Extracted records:
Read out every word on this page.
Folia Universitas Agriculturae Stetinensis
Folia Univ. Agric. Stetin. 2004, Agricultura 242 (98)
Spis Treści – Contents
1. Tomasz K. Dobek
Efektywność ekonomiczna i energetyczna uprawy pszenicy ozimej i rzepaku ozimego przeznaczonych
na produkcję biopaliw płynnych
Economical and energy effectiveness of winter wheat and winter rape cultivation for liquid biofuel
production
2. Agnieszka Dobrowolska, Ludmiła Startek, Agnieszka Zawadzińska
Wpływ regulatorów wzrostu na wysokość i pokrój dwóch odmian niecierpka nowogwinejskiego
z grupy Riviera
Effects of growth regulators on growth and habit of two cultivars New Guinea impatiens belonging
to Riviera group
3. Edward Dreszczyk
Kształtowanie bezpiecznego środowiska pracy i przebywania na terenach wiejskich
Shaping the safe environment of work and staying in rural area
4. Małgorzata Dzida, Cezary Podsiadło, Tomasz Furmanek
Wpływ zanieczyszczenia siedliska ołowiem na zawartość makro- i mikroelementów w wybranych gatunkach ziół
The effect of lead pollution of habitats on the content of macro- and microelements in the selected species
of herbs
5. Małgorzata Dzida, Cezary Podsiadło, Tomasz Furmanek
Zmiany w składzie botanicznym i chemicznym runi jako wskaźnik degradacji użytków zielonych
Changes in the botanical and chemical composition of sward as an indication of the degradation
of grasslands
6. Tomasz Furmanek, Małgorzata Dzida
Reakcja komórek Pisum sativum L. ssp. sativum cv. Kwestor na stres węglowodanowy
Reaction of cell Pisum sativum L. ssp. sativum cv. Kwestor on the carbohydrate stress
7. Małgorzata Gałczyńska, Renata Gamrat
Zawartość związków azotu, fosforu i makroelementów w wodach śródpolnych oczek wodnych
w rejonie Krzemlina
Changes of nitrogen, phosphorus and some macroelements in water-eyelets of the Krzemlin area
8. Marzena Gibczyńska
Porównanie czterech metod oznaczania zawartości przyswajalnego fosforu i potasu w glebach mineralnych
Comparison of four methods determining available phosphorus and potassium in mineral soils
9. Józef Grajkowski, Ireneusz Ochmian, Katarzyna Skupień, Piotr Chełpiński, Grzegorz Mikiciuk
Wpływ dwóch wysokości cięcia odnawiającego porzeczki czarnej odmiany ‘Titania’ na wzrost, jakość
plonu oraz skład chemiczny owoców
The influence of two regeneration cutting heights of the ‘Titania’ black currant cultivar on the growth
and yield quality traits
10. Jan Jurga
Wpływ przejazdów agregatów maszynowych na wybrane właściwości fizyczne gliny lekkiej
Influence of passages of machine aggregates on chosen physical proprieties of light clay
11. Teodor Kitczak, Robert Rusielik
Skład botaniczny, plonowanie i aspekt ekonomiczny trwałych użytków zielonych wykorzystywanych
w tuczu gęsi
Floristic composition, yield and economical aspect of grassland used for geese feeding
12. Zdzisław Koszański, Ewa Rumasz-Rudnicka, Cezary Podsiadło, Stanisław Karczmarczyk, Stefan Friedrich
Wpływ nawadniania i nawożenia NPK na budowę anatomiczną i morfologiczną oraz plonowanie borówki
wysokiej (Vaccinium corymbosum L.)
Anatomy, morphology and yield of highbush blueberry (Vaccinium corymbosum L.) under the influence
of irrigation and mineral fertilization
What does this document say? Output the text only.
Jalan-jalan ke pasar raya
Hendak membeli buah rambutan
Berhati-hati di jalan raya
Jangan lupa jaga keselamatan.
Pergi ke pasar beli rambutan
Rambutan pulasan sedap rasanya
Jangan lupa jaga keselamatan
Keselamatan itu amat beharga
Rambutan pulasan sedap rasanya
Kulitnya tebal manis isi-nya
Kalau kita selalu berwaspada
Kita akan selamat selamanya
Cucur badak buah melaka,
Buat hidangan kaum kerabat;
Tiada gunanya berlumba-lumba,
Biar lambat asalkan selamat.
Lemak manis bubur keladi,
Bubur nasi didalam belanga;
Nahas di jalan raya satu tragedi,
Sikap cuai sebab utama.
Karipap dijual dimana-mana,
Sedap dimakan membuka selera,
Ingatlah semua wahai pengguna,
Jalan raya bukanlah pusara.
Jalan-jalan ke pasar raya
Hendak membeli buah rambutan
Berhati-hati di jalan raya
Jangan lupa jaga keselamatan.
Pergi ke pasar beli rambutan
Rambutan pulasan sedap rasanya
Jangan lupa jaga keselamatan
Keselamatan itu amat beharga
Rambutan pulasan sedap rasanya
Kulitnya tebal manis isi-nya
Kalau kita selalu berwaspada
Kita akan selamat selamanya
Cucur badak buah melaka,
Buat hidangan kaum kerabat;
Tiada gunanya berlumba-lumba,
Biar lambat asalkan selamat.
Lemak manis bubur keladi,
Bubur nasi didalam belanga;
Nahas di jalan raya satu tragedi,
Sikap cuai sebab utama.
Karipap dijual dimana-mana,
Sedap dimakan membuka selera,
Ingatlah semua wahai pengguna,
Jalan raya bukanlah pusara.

*What you will do*
Print out all the entries precisely as written.

*Exercise answer*
Read out every word on this page.
Folia Universitas Agriculturae Stetinensis
Folia Univ. Agric. Stetin. 2004, Agricultura 242 (98)
Spis Treści – Contents
1. Tomasz K. Dobek
Efektywność ekonomiczna i energetyczna uprawy pszenicy ozimej i rzepaku ozimego przeznaczonych
na produkcję biopaliw płynnych
Economical and energy effectiveness of winter wheat and winter rape cultivation for liquid biofuel
production
2. Agnieszka Dobrowolska, Ludmiła Startek, Agnieszka Zawadzińska
Wpływ regulatorów wzrostu na wysokość i pokrój dwóch odmian niecierpka nowogwinejskiego
z grupy Riviera
Effects of growth regulators on growth and habit of two cultivars New Guinea impatiens belonging
to Riviera group
3. Edward Dreszczyk
Kształtowanie bezpiecznego środowiska pracy i przebywania na terenach wiejskich
Shaping the safe environment of work and staying in rural area
4. Małgorzata Dzida, Cezary Podsiadło, Tomasz Furmanek
Wpływ zanieczyszczenia siedliska ołowiem na zawartość makro- i mikroelementów w wybranych gatunkach ziół
The effect of lead pollution of habitats on the content of macro- and microelements in the selected species
of herbs
5. Małgorzata Dzida, Cezary Podsiadło, Tomasz Furmanek
Zmiany w składzie botanicznym i chemicznym runi jako wskaźnik degradacji użytków zielonych
Changes in the botanical and chemical composition of sward as an indication of the degradation
of grasslands
6. Tomasz Furmanek, Małgorzata Dzida
Reakcja komórek Pisum sativum L. ssp. sativum cv. Kwestor na stres węglowodanowy
Reaction of cell Pisum sativum L. ssp. sativum cv. Kwestor on the carbohydrate stress
7. Małgorzata Gałczyńska, Renata Gamrat
Zawartość związków azotu, fosforu i makroelementów w wodach śródpolnych oczek wodnych
w rejonie Krzemlina
Changes of nitrogen, phosphorus and some macroelements in water-eyelets of the Krzemlin area
8. Marzena Gibczyńska
Porównanie czterech metod oznaczania zawartości przyswajalnego fosforu i potasu w glebach mineralnych
Comparison of four methods determining available phosphorus and potassium in mineral soils
9. Józef Grajkowski, Ireneusz Ochmian, Katarzyna Skupień, Piotr Chełpiński, Grzegorz Mikiciuk
Wpływ dwóch wysokości cięcia odnawiającego porzeczki czarnej odmiany ‘Titania’ na wzrost, jakość
plonu oraz skład chemiczny owoców
The influence of two regeneration cutting heights of the ‘Titania’ black currant cultivar on the growth
and yield quality traits
10. Jan Jurga
Wpływ przejazdów agregatów maszynowych na wybrane właściwości fizyczne gliny lekkiej
Influence of passages of machine aggregates on chosen physical proprieties of light clay
11. Teodor Kitczak, Robert Rusielik
Skład botaniczny, plonowanie i aspekt ekonomiczny trwałych użytków zielonych wykorzystywanych
w tuczu gęsi
Floristic composition, yield and economical aspect of grassland used for geese feeding
12. Zdzisław Koszański, Ewa Rumasz-Rudnicka, Cezary Podsiadło, Stanisław Karczmarczyk, Stefan Friedrich
Wpływ nawadniania i nawożenia NPK na budowę anatomiczną i morfologiczną oraz plonowanie borówki
wysokiej (Vaccinium corymbosum L.)
Anatomy, morphology and yield of highbush blueberry (Vaccinium corymbosum L.) under the influence
of irrigation and mineral fertilization
What does this document say? Output the text only.
Jalan-jalan ke pasar raya
Hendak membeli buah rambutan
Berhati-hati di jalan raya
Jangan lupa jaga keselamatan.
Pergi ke pasar beli rambutan
Rambutan pulasan sedap rasanya
Jangan lupa jaga keselamatan
Keselamatan itu amat beharga
Rambutan pulasan sedap rasanya
Kulitnya tebal manis isi-nya
Kalau kita selalu berwaspada
Kita akan selamat selamanya
Cucur badak buah melaka,
Buat hidangan kaum kerabat;
Tiada gunanya berlumba-lumba,
Biar lambat asalkan selamat.
Lemak manis bubur keladi,
Bubur nasi didalam belanga;
Nahas di jalan raya satu tragedi,
Sikap cuai sebab utama.
Karipap dijual dimana-mana,
Sedap dimakan membuka selera,
Ingatlah semua wahai pengguna,
Jalan raya bukanlah pusara.
Jalan-jalan ke pasar raya
Hendak membeli buah rambutan
Berhati-hati di jalan raya
Jangan lupa jaga keselamatan.
Pergi ke pasar beli rambutan
Rambutan pulasan sedap rasanya
Jangan lupa jaga keselamatan
Keselamatan itu amat beharga
Rambutan pulasan sedap rasanya
Kulitnya tebal manis isi-nya
Kalau kita selalu berwaspada
Kita akan selamat selamanya
Cucur badak buah melaka,
Buat hidangan kaum kerabat;
Tiada gunanya berlumba-lumba,
Biar lambat asalkan selamat.
Lemak manis bubur keladi,
Bubur nasi didalam belanga;
Nahas di jalan raya satu tragedi,
Sikap cuai sebab utama.
Karipap dijual dimana-mana,
Sedap dimakan membuka selera,
Ingatlah semua wahai pengguna,
Jalan raya bukanlah pusara.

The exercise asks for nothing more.